**Written request:** Skip any picture you find and retype all the remaining lines exactly.

**Material for this task:**
------

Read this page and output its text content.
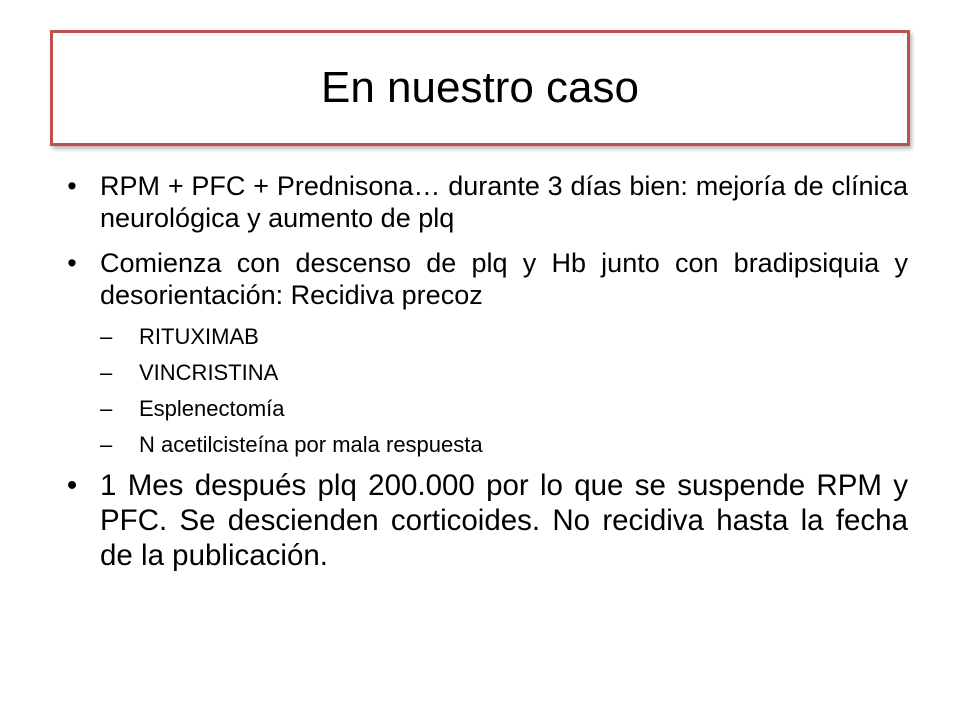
En nuestro caso
• RPM + PFC + Prednisona… durante 3 días bien: mejoría de clínica neurológica y aumento de plq
• Comienza con descenso de plq y Hb junto con bradipsiquia y desorientación: Recidiva precoz
– RITUXIMAB
– VINCRISTINA
– Esplenectomía
– N acetilcisteína por mala respuesta
• 1 Mes después plq 200.000 por lo que se suspende RPM y PFC. Se descienden corticoides. No recidiva hasta la fecha de la publicación.
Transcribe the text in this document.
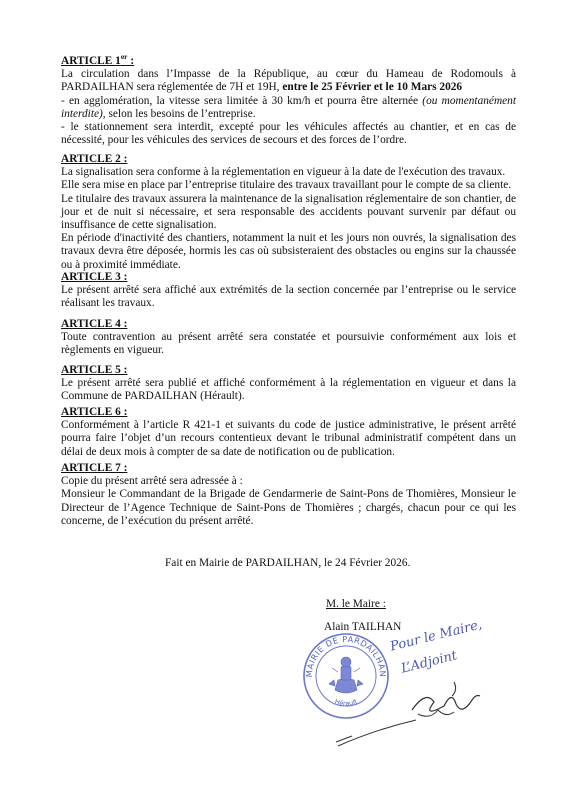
ARTICLE 1er :
La circulation dans l’Impasse de la République, au cœur du Hameau de Rodomouls à
PARDAILHAN sera réglementée de 7H et 19H, entre le 25 Février et le 10 Mars 2026
- en agglomération, la vitesse sera limitée à 30 km/h et pourra être alternée (ou momentanément
interdite), selon les besoins de l’entreprise.
- le stationnement sera interdit, excepté pour les véhicules affectés au chantier, et en cas de
nécessité, pour les véhicules des services de secours et des forces de l’ordre.
ARTICLE 2 :
La signalisation sera conforme à la réglementation en vigueur à la date de l'exécution des travaux.
Elle sera mise en place par l’entreprise titulaire des travaux travaillant pour le compte de sa cliente.
Le titulaire des travaux assurera la maintenance de la signalisation réglementaire de son chantier, de
jour et de nuit si nécessaire, et sera responsable des accidents pouvant survenir par défaut ou
insuffisance de cette signalisation.
En période d'inactivité des chantiers, notamment la nuit et les jours non ouvrés, la signalisation des
travaux devra être déposée, hormis les cas où subsisteraient des obstacles ou engins sur la chaussée
ou à proximité immédiate.
ARTICLE 3 :
Le présent arrêté sera affiché aux extrémités de la section concernée par l’entreprise ou le service
réalisant les travaux.
ARTICLE 4 :
Toute contravention au présent arrêté sera constatée et poursuivie conformément aux lois et
règlements en vigueur.
ARTICLE 5 :
Le présent arrêté sera publié et affiché conformément à la réglementation en vigueur et dans la
Commune de PARDAILHAN (Hérault).
ARTICLE 6 :
Conformément à l’article R 421-1 et suivants du code de justice administrative, le présent arrêté
pourra faire l’objet d’un recours contentieux devant le tribunal administratif compétent dans un
délai de deux mois à compter de sa date de notification ou de publication.
ARTICLE 7 :
Copie du présent arrêté sera adressée à :
Monsieur le Commandant de la Brigade de Gendarmerie de Saint-Pons de Thomières, Monsieur le
Directeur de l’Agence Technique de Saint-Pons de Thomières ; chargés, chacun pour ce qui les
concerne, de l’exécution du présent arrêté.
Fait en Mairie de PARDAILHAN, le 24 Février 2026.
M. le Maire :
Alain TAILHAN
MAIRIE DE PARDAILHAN
Hérault
Pour le Maire,
L’Adjoint
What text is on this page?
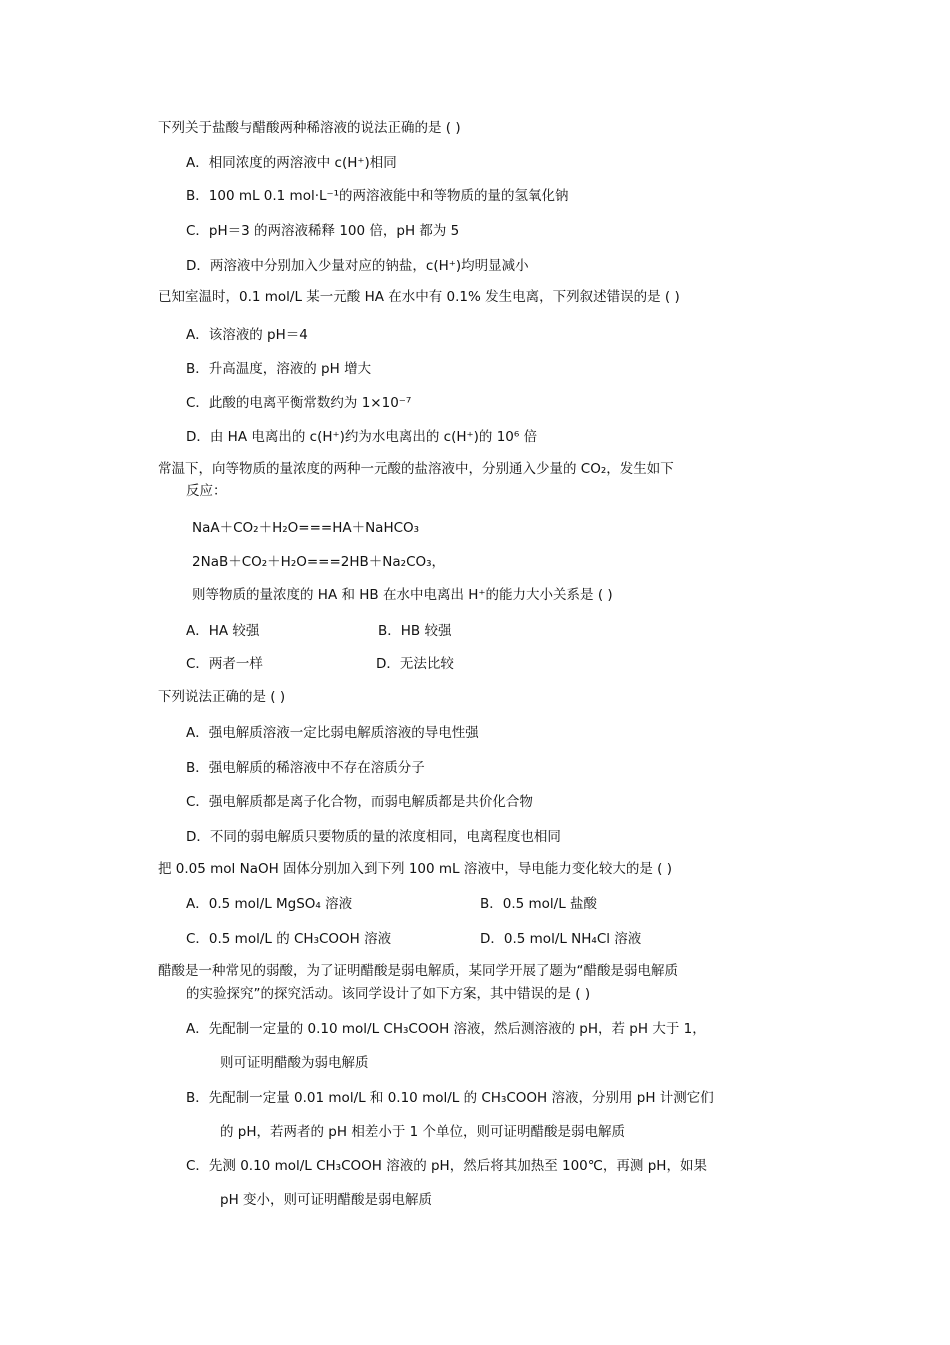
下列关于盐酸与醋酸两种稀溶液的说法正确的是 ( )
A．相同浓度的两溶液中 c(H⁺)相同
B．100 mL 0.1 mol·L⁻¹的两溶液能中和等物质的量的氢氧化钠
C．pH＝3 的两溶液稀释 100 倍，pH 都为 5
D．两溶液中分别加入少量对应的钠盐，c(H⁺)均明显减小
已知室温时，0.1 mol/L 某一元酸 HA 在水中有 0.1% 发生电离，下列叙述错误的是 ( )
A．该溶液的 pH＝4
B．升高温度，溶液的 pH 增大
C．此酸的电离平衡常数约为 1×10⁻⁷
D．由 HA 电离出的 c(H⁺)约为水电离出的 c(H⁺)的 10⁶ 倍
常温下，向等物质的量浓度的两种一元酸的盐溶液中，分别通入少量的 CO₂，发生如下
反应：
NaA＋CO₂＋H₂O===HA＋NaHCO₃
2NaB＋CO₂＋H₂O===2HB＋Na₂CO₃，
则等物质的量浓度的 HA 和 HB 在水中电离出 H⁺的能力大小关系是 ( )
A．HA 较强	B．HB 较强
C．两者一样	D．无法比较
下列说法正确的是 ( )
A．强电解质溶液一定比弱电解质溶液的导电性强
B．强电解质的稀溶液中不存在溶质分子
C．强电解质都是离子化合物，而弱电解质都是共价化合物
D．不同的弱电解质只要物质的量的浓度相同，电离程度也相同
把 0.05 mol NaOH 固体分别加入到下列 100 mL 溶液中，导电能力变化较大的是 ( )
A．0.5 mol/L MgSO₄ 溶液	B．0.5 mol/L 盐酸
C．0.5 mol/L 的 CH₃COOH 溶液	D．0.5 mol/L NH₄Cl 溶液
醋酸是一种常见的弱酸，为了证明醋酸是弱电解质，某同学开展了题为“醋酸是弱电解质
的实验探究”的探究活动。该同学设计了如下方案，其中错误的是 ( )
A．先配制一定量的 0.10 mol/L CH₃COOH 溶液，然后测溶液的 pH，若 pH 大于 1，
则可证明醋酸为弱电解质
B．先配制一定量 0.01 mol/L 和 0.10 mol/L 的 CH₃COOH 溶液，分别用 pH 计测它们
的 pH，若两者的 pH 相差小于 1 个单位，则可证明醋酸是弱电解质
C．先测 0.10 mol/L CH₃COOH 溶液的 pH，然后将其加热至 100℃，再测 pH，如果
pH 变小，则可证明醋酸是弱电解质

------

**Output of the task:**
Read this page and output its text content.
En nuestro caso
• RPM + PFC + Prednisona… durante 3 días bien: mejoría de clínica neurológica y aumento de plq
• Comienza con descenso de plq y Hb junto con bradipsiquia y desorientación: Recidiva precoz
– RITUXIMAB
– VINCRISTINA
– Esplenectomía
– N acetilcisteína por mala respuesta
• 1 Mes después plq 200.000 por lo que se suspende RPM y PFC. Se descienden corticoides. No recidiva hasta la fecha de la publicación.
Transcribe the text in this document.
ARTICLE 1er :
La circulation dans l’Impasse de la République, au cœur du Hameau de Rodomouls à
PARDAILHAN sera réglementée de 7H et 19H, entre le 25 Février et le 10 Mars 2026
- en agglomération, la vitesse sera limitée à 30 km/h et pourra être alternée (ou momentanément
interdite), selon les besoins de l’entreprise.
- le stationnement sera interdit, excepté pour les véhicules affectés au chantier, et en cas de
nécessité, pour les véhicules des services de secours et des forces de l’ordre.
ARTICLE 2 :
La signalisation sera conforme à la réglementation en vigueur à la date de l'exécution des travaux.
Elle sera mise en place par l’entreprise titulaire des travaux travaillant pour le compte de sa cliente.
Le titulaire des travaux assurera la maintenance de la signalisation réglementaire de son chantier, de
jour et de nuit si nécessaire, et sera responsable des accidents pouvant survenir par défaut ou
insuffisance de cette signalisation.
En période d'inactivité des chantiers, notamment la nuit et les jours non ouvrés, la signalisation des
travaux devra être déposée, hormis les cas où subsisteraient des obstacles ou engins sur la chaussée
ou à proximité immédiate.
ARTICLE 3 :
Le présent arrêté sera affiché aux extrémités de la section concernée par l’entreprise ou le service
réalisant les travaux.
ARTICLE 4 :
Toute contravention au présent arrêté sera constatée et poursuivie conformément aux lois et
règlements en vigueur.
ARTICLE 5 :
Le présent arrêté sera publié et affiché conformément à la réglementation en vigueur et dans la
Commune de PARDAILHAN (Hérault).
ARTICLE 6 :
Conformément à l’article R 421-1 et suivants du code de justice administrative, le présent arrêté
pourra faire l’objet d’un recours contentieux devant le tribunal administratif compétent dans un
délai de deux mois à compter de sa date de notification ou de publication.
ARTICLE 7 :
Copie du présent arrêté sera adressée à :
Monsieur le Commandant de la Brigade de Gendarmerie de Saint-Pons de Thomières, Monsieur le
Directeur de l’Agence Technique de Saint-Pons de Thomières ; chargés, chacun pour ce qui les
concerne, de l’exécution du présent arrêté.
Fait en Mairie de PARDAILHAN, le 24 Février 2026.
M. le Maire :
Alain TAILHAN
MAIRIE DE PARDAILHAN
Hérault
Pour le Maire,
L’Adjoint
What text is on this page?
下列关于盐酸与醋酸两种稀溶液的说法正确的是 ( )
A．相同浓度的两溶液中 c(H⁺)相同
B．100 mL 0.1 mol·L⁻¹的两溶液能中和等物质的量的氢氧化钠
C．pH＝3 的两溶液稀释 100 倍，pH 都为 5
D．两溶液中分别加入少量对应的钠盐，c(H⁺)均明显减小
已知室温时，0.1 mol/L 某一元酸 HA 在水中有 0.1% 发生电离，下列叙述错误的是 ( )
A．该溶液的 pH＝4
B．升高温度，溶液的 pH 增大
C．此酸的电离平衡常数约为 1×10⁻⁷
D．由 HA 电离出的 c(H⁺)约为水电离出的 c(H⁺)的 10⁶ 倍
常温下，向等物质的量浓度的两种一元酸的盐溶液中，分别通入少量的 CO₂，发生如下
反应：
NaA＋CO₂＋H₂O===HA＋NaHCO₃
2NaB＋CO₂＋H₂O===2HB＋Na₂CO₃，
则等物质的量浓度的 HA 和 HB 在水中电离出 H⁺的能力大小关系是 ( )
A．HA 较强	B．HB 较强
C．两者一样	D．无法比较
下列说法正确的是 ( )
A．强电解质溶液一定比弱电解质溶液的导电性强
B．强电解质的稀溶液中不存在溶质分子
C．强电解质都是离子化合物，而弱电解质都是共价化合物
D．不同的弱电解质只要物质的量的浓度相同，电离程度也相同
把 0.05 mol NaOH 固体分别加入到下列 100 mL 溶液中，导电能力变化较大的是 ( )
A．0.5 mol/L MgSO₄ 溶液	B．0.5 mol/L 盐酸
C．0.5 mol/L 的 CH₃COOH 溶液	D．0.5 mol/L NH₄Cl 溶液
醋酸是一种常见的弱酸，为了证明醋酸是弱电解质，某同学开展了题为“醋酸是弱电解质
的实验探究”的探究活动。该同学设计了如下方案，其中错误的是 ( )
A．先配制一定量的 0.10 mol/L CH₃COOH 溶液，然后测溶液的 pH，若 pH 大于 1，
则可证明醋酸为弱电解质
B．先配制一定量 0.01 mol/L 和 0.10 mol/L 的 CH₃COOH 溶液，分别用 pH 计测它们
的 pH，若两者的 pH 相差小于 1 个单位，则可证明醋酸是弱电解质
C．先测 0.10 mol/L CH₃COOH 溶液的 pH，然后将其加热至 100℃，再测 pH，如果
pH 变小，则可证明醋酸是弱电解质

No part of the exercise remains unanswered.